*DATASET RECORDS*
_ _ _

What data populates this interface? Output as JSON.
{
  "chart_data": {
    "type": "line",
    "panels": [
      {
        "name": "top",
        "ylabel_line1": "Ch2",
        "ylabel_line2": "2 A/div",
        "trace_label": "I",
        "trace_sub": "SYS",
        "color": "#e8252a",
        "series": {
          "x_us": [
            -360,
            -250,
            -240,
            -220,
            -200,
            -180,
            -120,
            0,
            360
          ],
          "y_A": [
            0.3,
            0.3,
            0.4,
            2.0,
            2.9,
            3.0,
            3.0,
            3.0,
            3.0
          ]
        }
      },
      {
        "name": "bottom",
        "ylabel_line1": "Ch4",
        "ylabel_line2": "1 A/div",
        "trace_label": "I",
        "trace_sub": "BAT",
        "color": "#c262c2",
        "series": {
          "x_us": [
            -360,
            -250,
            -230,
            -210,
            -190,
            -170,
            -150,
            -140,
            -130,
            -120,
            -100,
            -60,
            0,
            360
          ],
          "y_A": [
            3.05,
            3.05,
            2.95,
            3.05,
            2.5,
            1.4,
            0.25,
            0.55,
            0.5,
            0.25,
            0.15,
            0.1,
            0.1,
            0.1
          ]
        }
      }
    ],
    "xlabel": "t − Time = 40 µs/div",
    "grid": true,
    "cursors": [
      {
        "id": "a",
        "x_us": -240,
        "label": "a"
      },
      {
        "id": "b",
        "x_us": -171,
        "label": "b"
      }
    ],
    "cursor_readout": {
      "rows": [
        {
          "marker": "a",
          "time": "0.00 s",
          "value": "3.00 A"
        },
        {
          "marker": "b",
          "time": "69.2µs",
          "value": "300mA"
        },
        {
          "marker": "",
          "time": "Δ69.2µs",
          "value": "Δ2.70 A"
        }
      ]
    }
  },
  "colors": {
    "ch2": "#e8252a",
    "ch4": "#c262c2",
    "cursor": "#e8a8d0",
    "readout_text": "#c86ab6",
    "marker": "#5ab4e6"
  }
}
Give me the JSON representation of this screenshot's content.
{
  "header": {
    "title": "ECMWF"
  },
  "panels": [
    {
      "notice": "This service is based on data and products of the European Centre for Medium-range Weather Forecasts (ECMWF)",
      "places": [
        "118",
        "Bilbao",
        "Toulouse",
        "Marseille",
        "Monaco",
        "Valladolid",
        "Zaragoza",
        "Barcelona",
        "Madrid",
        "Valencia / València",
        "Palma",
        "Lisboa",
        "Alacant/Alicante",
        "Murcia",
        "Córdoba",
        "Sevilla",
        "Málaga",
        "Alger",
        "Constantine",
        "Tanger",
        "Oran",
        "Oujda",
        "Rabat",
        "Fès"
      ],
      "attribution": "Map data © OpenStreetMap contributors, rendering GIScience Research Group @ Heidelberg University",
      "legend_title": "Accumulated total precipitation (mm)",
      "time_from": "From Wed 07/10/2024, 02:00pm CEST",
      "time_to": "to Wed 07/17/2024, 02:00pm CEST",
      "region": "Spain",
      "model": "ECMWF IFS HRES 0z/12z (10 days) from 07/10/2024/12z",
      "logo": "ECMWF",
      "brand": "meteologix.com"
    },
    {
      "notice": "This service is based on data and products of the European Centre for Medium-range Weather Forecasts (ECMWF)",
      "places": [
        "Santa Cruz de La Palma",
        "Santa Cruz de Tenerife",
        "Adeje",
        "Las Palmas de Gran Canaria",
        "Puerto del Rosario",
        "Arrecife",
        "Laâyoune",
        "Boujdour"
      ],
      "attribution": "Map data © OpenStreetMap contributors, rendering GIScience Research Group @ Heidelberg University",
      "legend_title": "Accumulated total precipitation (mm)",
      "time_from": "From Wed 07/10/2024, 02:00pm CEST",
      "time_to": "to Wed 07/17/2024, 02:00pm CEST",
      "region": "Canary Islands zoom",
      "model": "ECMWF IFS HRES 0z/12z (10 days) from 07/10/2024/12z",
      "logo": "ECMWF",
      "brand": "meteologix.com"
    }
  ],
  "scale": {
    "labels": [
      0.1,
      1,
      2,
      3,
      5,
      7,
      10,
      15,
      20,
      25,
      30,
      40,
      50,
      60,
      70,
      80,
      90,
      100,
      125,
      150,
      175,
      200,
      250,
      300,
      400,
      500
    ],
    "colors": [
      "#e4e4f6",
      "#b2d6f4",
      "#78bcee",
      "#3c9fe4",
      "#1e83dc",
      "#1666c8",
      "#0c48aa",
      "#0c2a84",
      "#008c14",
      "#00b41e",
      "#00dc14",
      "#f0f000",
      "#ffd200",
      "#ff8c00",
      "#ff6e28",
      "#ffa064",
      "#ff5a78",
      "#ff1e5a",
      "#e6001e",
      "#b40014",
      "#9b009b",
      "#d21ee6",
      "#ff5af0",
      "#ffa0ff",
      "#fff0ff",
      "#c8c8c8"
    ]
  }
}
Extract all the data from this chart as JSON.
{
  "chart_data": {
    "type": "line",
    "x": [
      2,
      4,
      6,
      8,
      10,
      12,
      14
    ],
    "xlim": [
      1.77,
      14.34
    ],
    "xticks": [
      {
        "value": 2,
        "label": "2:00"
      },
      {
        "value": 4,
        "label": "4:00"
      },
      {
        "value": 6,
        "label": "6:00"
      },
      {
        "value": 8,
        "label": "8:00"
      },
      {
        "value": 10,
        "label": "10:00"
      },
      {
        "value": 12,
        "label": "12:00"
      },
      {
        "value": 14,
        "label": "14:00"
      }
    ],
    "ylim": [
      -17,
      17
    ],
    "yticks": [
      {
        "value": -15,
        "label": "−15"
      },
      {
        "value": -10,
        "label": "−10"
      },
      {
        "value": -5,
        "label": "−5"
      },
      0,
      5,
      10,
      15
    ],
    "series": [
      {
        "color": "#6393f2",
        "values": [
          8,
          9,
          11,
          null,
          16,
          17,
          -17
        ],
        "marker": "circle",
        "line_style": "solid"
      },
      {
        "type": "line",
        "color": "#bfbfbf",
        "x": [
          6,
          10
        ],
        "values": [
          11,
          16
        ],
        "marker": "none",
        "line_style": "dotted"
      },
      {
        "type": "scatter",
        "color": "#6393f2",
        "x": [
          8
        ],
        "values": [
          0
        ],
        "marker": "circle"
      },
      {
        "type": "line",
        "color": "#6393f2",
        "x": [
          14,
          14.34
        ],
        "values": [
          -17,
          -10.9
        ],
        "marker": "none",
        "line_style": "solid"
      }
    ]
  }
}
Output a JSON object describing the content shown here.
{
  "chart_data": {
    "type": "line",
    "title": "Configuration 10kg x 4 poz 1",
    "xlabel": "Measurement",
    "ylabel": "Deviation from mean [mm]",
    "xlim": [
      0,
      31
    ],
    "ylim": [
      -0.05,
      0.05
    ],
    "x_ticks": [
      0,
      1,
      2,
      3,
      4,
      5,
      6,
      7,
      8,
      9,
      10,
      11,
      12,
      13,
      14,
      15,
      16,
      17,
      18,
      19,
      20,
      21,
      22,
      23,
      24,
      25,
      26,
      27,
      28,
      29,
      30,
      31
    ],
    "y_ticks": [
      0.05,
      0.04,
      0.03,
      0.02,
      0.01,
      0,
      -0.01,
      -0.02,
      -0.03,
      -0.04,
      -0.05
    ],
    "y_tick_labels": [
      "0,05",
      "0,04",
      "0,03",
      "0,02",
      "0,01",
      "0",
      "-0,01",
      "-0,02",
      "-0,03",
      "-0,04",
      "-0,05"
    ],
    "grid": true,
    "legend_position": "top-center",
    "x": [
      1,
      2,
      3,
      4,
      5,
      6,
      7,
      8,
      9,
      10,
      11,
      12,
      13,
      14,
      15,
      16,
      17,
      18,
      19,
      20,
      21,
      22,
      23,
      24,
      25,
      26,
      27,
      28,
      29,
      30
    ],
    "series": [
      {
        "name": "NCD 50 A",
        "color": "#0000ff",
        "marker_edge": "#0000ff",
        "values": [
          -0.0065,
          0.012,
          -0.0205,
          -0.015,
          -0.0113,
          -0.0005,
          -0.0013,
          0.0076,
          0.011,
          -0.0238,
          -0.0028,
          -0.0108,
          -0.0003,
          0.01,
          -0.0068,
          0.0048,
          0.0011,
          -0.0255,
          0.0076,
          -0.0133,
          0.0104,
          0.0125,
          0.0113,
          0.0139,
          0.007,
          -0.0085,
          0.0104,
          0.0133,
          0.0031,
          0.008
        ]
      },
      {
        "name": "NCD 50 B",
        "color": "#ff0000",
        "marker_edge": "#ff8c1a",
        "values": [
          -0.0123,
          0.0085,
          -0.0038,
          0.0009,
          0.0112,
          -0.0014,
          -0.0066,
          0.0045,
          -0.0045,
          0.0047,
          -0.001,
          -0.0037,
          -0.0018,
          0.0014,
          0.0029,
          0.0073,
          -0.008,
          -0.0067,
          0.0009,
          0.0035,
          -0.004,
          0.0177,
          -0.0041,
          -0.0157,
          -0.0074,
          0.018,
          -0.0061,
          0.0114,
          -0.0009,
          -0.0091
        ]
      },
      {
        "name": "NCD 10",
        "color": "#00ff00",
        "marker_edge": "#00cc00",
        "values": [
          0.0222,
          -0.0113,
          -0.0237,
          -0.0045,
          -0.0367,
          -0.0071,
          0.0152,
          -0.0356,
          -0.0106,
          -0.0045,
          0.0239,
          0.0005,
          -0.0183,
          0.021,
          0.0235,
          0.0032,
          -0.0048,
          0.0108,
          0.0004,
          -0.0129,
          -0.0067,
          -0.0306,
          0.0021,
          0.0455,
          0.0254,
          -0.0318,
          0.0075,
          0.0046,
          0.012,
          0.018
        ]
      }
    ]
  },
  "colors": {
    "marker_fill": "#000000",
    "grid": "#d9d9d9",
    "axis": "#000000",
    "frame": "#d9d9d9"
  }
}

_ _ _

*PROBLEM TO WORK ON*
Extract lines where the string "JSON" occurs.

*RESULT OF THIS EXERCISE*
What data populates this interface? Output as JSON.
Give me the JSON representation of this screenshot's content.
Extract all the data from this chart as JSON.
Output a JSON object describing the content shown here.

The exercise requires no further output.